What the task requires: Count the lines below that contain the word "this" and give only the number.

(Dataset records)
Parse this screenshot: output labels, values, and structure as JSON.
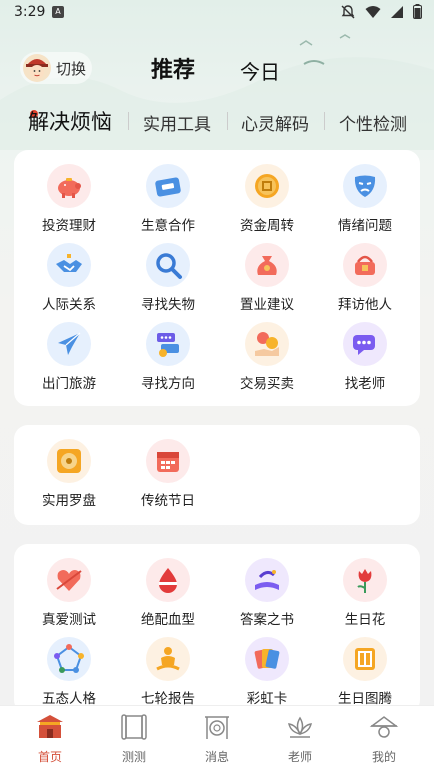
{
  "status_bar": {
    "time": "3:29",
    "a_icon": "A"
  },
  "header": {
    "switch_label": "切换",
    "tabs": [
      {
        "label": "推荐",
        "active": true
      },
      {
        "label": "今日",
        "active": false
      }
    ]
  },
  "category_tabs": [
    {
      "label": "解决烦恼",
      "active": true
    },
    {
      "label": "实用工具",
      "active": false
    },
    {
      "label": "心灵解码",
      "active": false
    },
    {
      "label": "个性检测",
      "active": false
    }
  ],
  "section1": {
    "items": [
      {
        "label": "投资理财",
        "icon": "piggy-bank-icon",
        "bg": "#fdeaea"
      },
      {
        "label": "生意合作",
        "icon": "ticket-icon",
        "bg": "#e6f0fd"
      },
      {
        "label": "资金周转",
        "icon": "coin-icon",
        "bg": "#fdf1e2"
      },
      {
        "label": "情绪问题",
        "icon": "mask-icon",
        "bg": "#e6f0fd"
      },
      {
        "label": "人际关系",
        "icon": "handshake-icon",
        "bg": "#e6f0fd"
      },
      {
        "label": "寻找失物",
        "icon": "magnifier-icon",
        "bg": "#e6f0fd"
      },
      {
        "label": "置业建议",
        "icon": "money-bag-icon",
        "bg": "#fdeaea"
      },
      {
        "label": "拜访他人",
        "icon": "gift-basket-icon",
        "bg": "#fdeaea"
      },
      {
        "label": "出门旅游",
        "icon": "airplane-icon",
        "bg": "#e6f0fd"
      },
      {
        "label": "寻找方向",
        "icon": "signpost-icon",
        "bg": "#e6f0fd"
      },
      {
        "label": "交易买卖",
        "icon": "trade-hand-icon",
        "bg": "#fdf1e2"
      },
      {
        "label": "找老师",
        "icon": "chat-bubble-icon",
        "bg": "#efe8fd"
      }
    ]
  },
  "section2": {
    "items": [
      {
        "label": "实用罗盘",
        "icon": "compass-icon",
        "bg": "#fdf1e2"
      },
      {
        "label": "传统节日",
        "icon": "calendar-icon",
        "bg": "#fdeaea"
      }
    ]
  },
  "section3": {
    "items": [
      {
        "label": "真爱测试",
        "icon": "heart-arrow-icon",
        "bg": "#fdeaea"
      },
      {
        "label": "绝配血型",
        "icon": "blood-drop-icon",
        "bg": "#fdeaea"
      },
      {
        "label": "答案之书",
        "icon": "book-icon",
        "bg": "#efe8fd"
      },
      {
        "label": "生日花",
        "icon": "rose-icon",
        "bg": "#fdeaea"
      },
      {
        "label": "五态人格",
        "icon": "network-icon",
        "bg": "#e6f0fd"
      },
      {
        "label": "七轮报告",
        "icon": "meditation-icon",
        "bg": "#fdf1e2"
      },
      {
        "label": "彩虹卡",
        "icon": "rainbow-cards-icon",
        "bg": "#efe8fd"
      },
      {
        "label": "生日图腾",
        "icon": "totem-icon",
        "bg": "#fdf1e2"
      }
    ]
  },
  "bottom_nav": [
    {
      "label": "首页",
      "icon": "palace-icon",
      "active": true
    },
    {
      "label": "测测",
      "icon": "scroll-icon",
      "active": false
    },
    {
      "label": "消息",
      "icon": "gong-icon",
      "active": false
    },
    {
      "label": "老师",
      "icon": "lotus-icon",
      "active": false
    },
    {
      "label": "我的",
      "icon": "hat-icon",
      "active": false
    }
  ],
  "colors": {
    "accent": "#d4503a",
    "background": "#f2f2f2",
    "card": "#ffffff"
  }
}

==

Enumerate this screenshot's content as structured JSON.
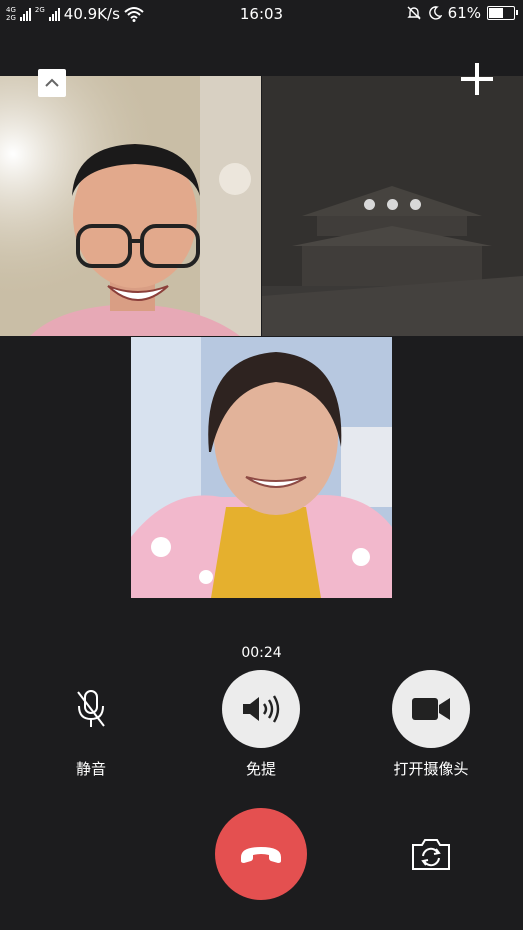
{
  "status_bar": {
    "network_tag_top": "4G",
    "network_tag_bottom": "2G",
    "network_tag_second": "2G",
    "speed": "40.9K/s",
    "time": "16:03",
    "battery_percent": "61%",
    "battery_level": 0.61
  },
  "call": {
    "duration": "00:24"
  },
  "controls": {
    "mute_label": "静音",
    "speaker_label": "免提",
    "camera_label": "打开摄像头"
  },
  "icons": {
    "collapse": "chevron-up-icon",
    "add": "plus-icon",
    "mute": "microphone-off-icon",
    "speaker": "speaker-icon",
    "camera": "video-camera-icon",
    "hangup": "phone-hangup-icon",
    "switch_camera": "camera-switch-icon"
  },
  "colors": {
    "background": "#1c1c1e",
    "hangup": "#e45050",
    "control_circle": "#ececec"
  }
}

Written response: 2